[Start of EXCERPTED DATA]

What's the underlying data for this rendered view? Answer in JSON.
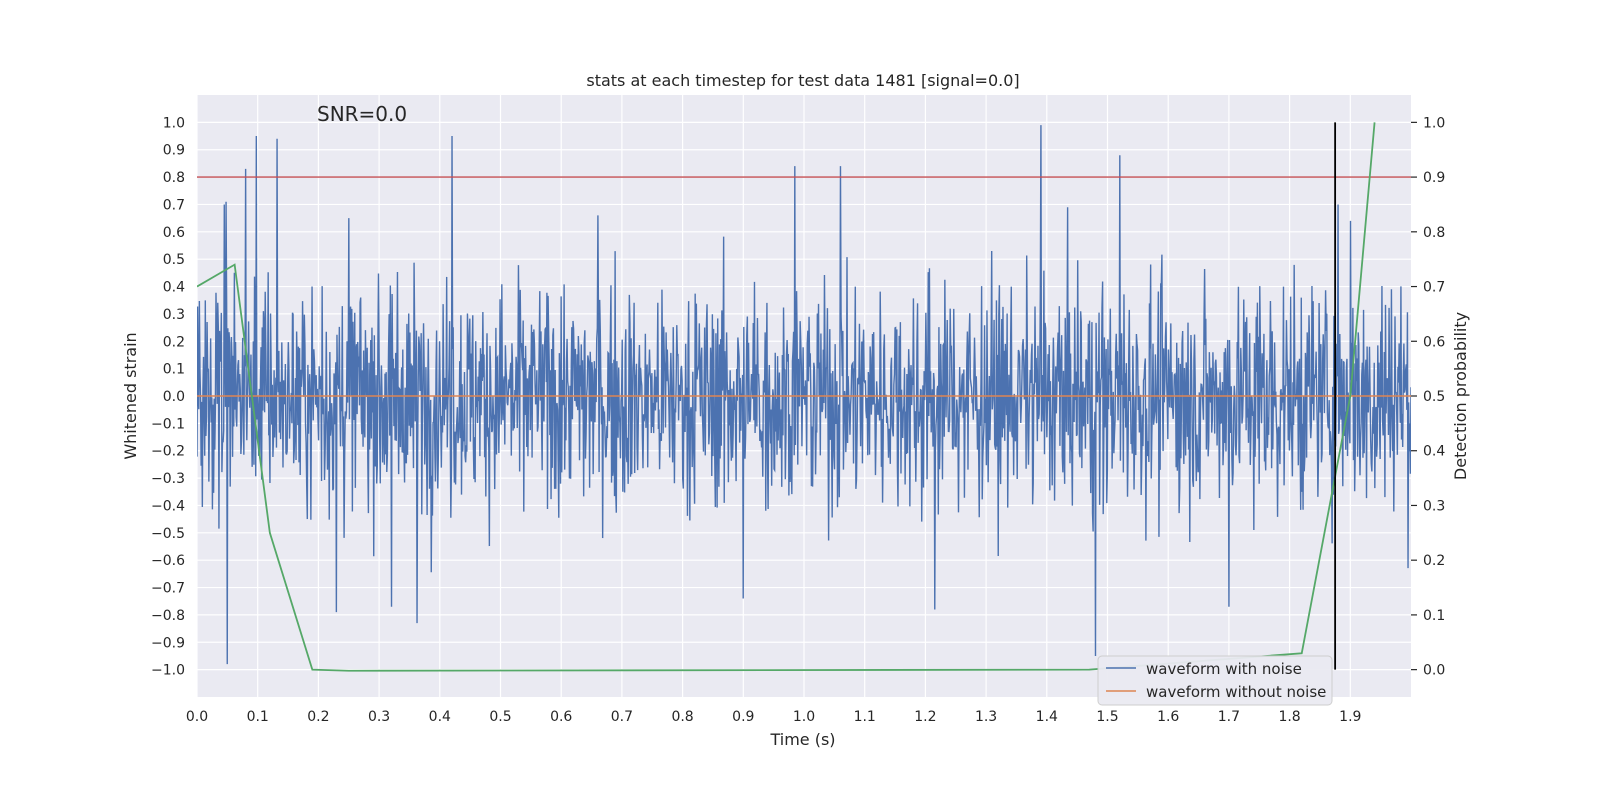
{
  "chart_data": {
    "type": "line",
    "title": "stats at each timestep for test data 1481 [signal=0.0]",
    "annotation": "SNR=0.0",
    "xlabel": "Time (s)",
    "ylabel": "Whitened strain",
    "y2label": "Detection probability",
    "xlim": [
      0.0,
      2.0
    ],
    "ylim": [
      -1.1,
      1.1
    ],
    "y2lim": [
      -0.05,
      1.05
    ],
    "x_ticks": [
      0.0,
      0.1,
      0.2,
      0.3,
      0.4,
      0.5,
      0.6,
      0.7,
      0.8,
      0.9,
      1.0,
      1.1,
      1.2,
      1.3,
      1.4,
      1.5,
      1.6,
      1.7,
      1.8,
      1.9
    ],
    "y_ticks": [
      -1.0,
      -0.9,
      -0.8,
      -0.7,
      -0.6,
      -0.5,
      -0.4,
      -0.3,
      -0.2,
      -0.1,
      0.0,
      0.1,
      0.2,
      0.3,
      0.4,
      0.5,
      0.6,
      0.7,
      0.8,
      0.9,
      1.0
    ],
    "y2_ticks": [
      0.0,
      0.1,
      0.2,
      0.3,
      0.4,
      0.5,
      0.6,
      0.7,
      0.8,
      0.9,
      1.0
    ],
    "threshold": {
      "axis": "y2",
      "value": 0.9,
      "color": "#c44e52"
    },
    "marker_line": {
      "x": 1.875,
      "y2_from": 0.0,
      "y2_to": 1.0,
      "color": "#000000"
    },
    "noise_waveform": {
      "name": "waveform with noise",
      "color": "#4c72b0",
      "samples": 2048,
      "amplitude": 0.28,
      "spikes": [
        {
          "x": 0.045,
          "y": 0.7
        },
        {
          "x": 0.048,
          "y": 0.71
        },
        {
          "x": 0.05,
          "y": -0.98
        },
        {
          "x": 0.08,
          "y": 0.83
        },
        {
          "x": 0.098,
          "y": 0.95
        },
        {
          "x": 0.132,
          "y": 0.94
        },
        {
          "x": 0.23,
          "y": -0.79
        },
        {
          "x": 0.25,
          "y": 0.65
        },
        {
          "x": 0.32,
          "y": -0.77
        },
        {
          "x": 0.362,
          "y": -0.83
        },
        {
          "x": 0.42,
          "y": 0.95
        },
        {
          "x": 0.66,
          "y": 0.66
        },
        {
          "x": 0.9,
          "y": -0.74
        },
        {
          "x": 0.985,
          "y": 0.84
        },
        {
          "x": 1.06,
          "y": 0.84
        },
        {
          "x": 1.215,
          "y": -0.78
        },
        {
          "x": 1.39,
          "y": 0.99
        },
        {
          "x": 1.48,
          "y": -0.95
        },
        {
          "x": 1.52,
          "y": 0.88
        },
        {
          "x": 1.7,
          "y": -0.77
        },
        {
          "x": 1.88,
          "y": 0.7
        },
        {
          "x": 1.9,
          "y": 0.64
        },
        {
          "x": 1.968,
          "y": 0.39
        }
      ]
    },
    "clean_waveform": {
      "name": "waveform without noise",
      "color": "#dd8452",
      "x": [
        0.0,
        2.0
      ],
      "y": [
        0.0,
        0.0
      ]
    },
    "detection_probability": {
      "color": "#55a868",
      "x": [
        0.0,
        0.062,
        0.12,
        0.19,
        0.25,
        1.47,
        1.82,
        1.9,
        1.94
      ],
      "y": [
        0.7,
        0.74,
        0.25,
        0.0,
        -0.002,
        0.0,
        0.03,
        0.5,
        1.0
      ]
    },
    "legend": {
      "position": "lower-right",
      "entries": [
        "waveform with noise",
        "waveform without noise"
      ]
    },
    "colors": {
      "axes_bg": "#eaeaf2",
      "grid": "#ffffff",
      "text": "#262626"
    }
  }
}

[End of EXCERPTED DATA]

* _AIM_
Of all the lines in the entries, how many contain the word "without"? Give only the number.

* _RESULT OF THIS EXERCISE_
2